** Start **

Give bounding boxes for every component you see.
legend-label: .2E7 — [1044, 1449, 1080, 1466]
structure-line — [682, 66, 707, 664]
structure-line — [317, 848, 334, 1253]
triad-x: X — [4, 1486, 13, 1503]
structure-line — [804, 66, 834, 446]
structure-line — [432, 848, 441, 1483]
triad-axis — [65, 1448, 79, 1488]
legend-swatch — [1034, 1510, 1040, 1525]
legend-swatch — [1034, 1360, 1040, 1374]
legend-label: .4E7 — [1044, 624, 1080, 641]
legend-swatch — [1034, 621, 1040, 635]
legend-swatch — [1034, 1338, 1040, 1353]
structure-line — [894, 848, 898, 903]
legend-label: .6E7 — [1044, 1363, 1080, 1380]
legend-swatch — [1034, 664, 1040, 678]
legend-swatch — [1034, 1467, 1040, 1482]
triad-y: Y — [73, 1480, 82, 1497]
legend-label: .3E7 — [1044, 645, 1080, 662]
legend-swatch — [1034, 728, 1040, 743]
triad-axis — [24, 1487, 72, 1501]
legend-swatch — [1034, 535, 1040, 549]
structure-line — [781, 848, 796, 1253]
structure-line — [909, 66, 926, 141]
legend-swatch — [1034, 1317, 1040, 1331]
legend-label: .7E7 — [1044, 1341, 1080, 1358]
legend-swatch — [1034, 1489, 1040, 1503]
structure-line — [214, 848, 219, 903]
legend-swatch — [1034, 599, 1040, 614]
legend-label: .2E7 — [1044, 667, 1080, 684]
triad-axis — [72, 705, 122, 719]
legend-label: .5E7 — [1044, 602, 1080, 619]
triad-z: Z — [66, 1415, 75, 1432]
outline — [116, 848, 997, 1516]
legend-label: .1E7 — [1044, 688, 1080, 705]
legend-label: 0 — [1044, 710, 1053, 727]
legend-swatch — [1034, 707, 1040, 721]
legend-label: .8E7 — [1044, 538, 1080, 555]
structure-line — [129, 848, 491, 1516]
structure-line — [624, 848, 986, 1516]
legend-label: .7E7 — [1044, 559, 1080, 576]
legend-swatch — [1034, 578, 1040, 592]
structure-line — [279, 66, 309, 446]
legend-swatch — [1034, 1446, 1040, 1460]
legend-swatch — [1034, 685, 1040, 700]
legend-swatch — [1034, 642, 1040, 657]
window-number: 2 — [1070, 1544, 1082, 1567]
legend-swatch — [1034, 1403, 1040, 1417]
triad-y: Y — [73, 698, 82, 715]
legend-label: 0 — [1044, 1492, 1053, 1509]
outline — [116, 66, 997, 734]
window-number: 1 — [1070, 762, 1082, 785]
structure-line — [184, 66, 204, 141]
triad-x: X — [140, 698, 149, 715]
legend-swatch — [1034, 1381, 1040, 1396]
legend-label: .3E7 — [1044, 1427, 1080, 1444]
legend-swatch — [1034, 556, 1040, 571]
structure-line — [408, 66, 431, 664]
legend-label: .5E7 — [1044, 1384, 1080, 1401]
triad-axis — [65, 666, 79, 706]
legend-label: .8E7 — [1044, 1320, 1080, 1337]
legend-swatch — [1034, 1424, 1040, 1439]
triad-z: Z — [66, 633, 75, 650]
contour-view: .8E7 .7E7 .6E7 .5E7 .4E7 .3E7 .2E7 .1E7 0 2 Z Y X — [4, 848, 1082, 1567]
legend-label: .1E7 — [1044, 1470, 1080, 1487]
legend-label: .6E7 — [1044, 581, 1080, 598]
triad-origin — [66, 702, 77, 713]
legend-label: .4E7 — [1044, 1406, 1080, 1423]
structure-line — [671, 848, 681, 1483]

** End **

▸ **Stated goal**: Output every line of the entries above as a JSON array of strings, one string per line, leaving out blank lines.

▸ **Reply**:
[
  "Give bounding boxes for every component you see.",
  "legend-label: .2E7 — [1044, 1449, 1080, 1466]",
  "structure-line — [682, 66, 707, 664]",
  "structure-line — [317, 848, 334, 1253]",
  "triad-x: X — [4, 1486, 13, 1503]",
  "structure-line — [804, 66, 834, 446]",
  "structure-line — [432, 848, 441, 1483]",
  "triad-axis — [65, 1448, 79, 1488]",
  "legend-swatch — [1034, 1510, 1040, 1525]",
  "legend-swatch — [1034, 1360, 1040, 1374]",
  "legend-label: .4E7 — [1044, 624, 1080, 641]",
  "legend-swatch — [1034, 621, 1040, 635]",
  "legend-swatch — [1034, 1338, 1040, 1353]",
  "structure-line — [894, 848, 898, 903]",
  "legend-label: .6E7 — [1044, 1363, 1080, 1380]",
  "legend-swatch — [1034, 664, 1040, 678]",
  "legend-swatch — [1034, 1467, 1040, 1482]",
  "triad-y: Y — [73, 1480, 82, 1497]",
  "legend-label: .3E7 — [1044, 645, 1080, 662]",
  "legend-swatch — [1034, 728, 1040, 743]",
  "triad-axis — [24, 1487, 72, 1501]",
  "legend-swatch — [1034, 535, 1040, 549]",
  "structure-line — [781, 848, 796, 1253]",
  "structure-line — [909, 66, 926, 141]",
  "legend-swatch — [1034, 1317, 1040, 1331]",
  "legend-label: .7E7 — [1044, 1341, 1080, 1358]",
  "legend-swatch — [1034, 1489, 1040, 1503]",
  "structure-line — [214, 848, 219, 903]",
  "legend-swatch — [1034, 599, 1040, 614]",
  "legend-label: .2E7 — [1044, 667, 1080, 684]",
  "triad-axis — [72, 705, 122, 719]",
  "legend-label: .5E7 — [1044, 602, 1080, 619]",
  "triad-z: Z — [66, 1415, 75, 1432]",
  "outline — [116, 848, 997, 1516]",
  "legend-label: .1E7 — [1044, 688, 1080, 705]",
  "legend-label: 0 — [1044, 710, 1053, 727]",
  "legend-swatch — [1034, 707, 1040, 721]",
  "legend-label: .8E7 — [1044, 538, 1080, 555]",
  "structure-line — [129, 848, 491, 1516]",
  "structure-line — [624, 848, 986, 1516]",
  "legend-label: .7E7 — [1044, 559, 1080, 576]",
  "legend-swatch — [1034, 578, 1040, 592]",
  "structure-line — [279, 66, 309, 446]",
  "legend-swatch — [1034, 1446, 1040, 1460]",
  "legend-swatch — [1034, 685, 1040, 700]",
  "legend-swatch — [1034, 642, 1040, 657]",
  "window-number: 2 — [1070, 1544, 1082, 1567]",
  "legend-swatch — [1034, 1403, 1040, 1417]",
  "triad-y: Y — [73, 698, 82, 715]",
  "legend-label: 0 — [1044, 1492, 1053, 1509]",
  "outline — [116, 66, 997, 734]",
  "window-number: 1 — [1070, 762, 1082, 785]",
  "structure-line — [184, 66, 204, 141]",
  "triad-x: X — [140, 698, 149, 715]",
  "legend-swatch — [1034, 1381, 1040, 1396]",
  "legend-label: .3E7 — [1044, 1427, 1080, 1444]",
  "legend-swatch — [1034, 556, 1040, 571]",
  "structure-line — [408, 66, 431, 664]",
  "legend-label: .5E7 — [1044, 1384, 1080, 1401]",
  "triad-axis — [65, 666, 79, 706]",
  "legend-label: .8E7 — [1044, 1320, 1080, 1337]",
  "legend-swatch — [1034, 1424, 1040, 1439]",
  "triad-z: Z — [66, 633, 75, 650]",
  "contour-view: .8E7 .7E7 .6E7 .5E7 .4E7 .3E7 .2E7 .1E7 0 2 Z Y X — [4, 848, 1082, 1567]",
  "legend-label: .1E7 — [1044, 1470, 1080, 1487]",
  "legend-label: .6E7 — [1044, 581, 1080, 598]",
  "triad-origin — [66, 702, 77, 713]",
  "legend-label: .4E7 — [1044, 1406, 1080, 1423]",
  "structure-line — [671, 848, 681, 1483]"
]